===== EXCERPTED TEXT

Just as individual narcissists appear to be inflated egotists but are really insecure souls trying to cover their fragility, narcissistic nations and groups that parade their power are often actually haunted by fear of their own weakness. Narcissists crave recognition, but they can never get enough. Narcissists crave psychic security but act in self-destructive ways that ensure they are often under assault. ...
My fear is that Putin knows only one way to deal with humiliation, which is by blaming others and lashing out. A couple of years ago my colleague Thomas L. Friedman wrote a prescient column about the politics of humiliation in which he quoted Nelson Mandela: “There is nobody more dangerous than one who has been humiliated.”
When grievance and humiliation reach a tipping point in someone or in a group, so does the likelihood of their lashing out violently. There's a phrase for it: "going postal". If one feels powerless in the face of him who humiliated you, you regain a sense of power by walking into his office and blowing him away: "Now who's humiliated, chump? You, that's who, because you're dead. You don't exist and I do. I'm even gonna be on TV now." Or in the case of someone like Dylan Roof, it's not a particular individual you lash out at but representatives who are proxies for the group he blames for his grievance.

==========
===== MATERIAL

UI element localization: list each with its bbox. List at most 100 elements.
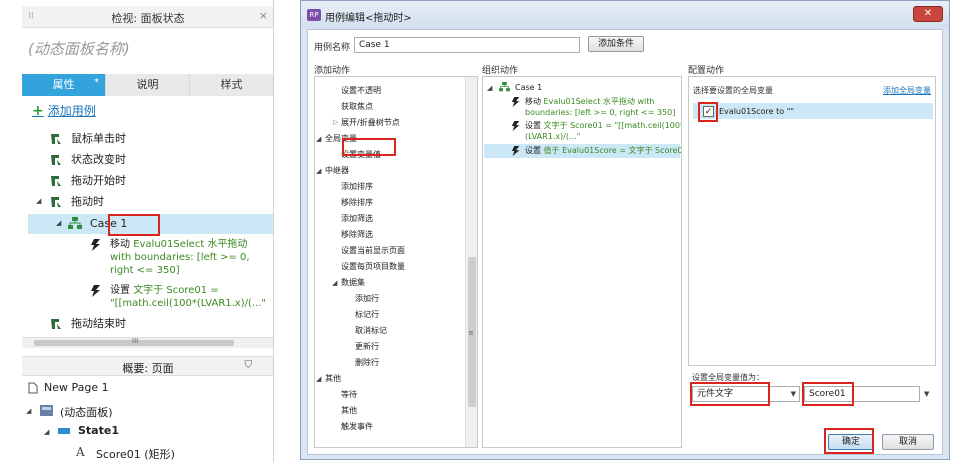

==========

→ TO BE DONE:
Reproduce word for word the stretch of the passage on humiliation from "Just as individual" through "under assault. ...".

→ TASK ANSWER:
Just as individual narcissists appear to be inflated egotists but are really insecure souls trying to cover their fragility, narcissistic nations and groups that parade their power are often actually haunted by fear of their own weakness. Narcissists crave recognition, but they can never get enough. Narcissists crave psychic security but act in self-destructive ways that ensure they are often under assault. ...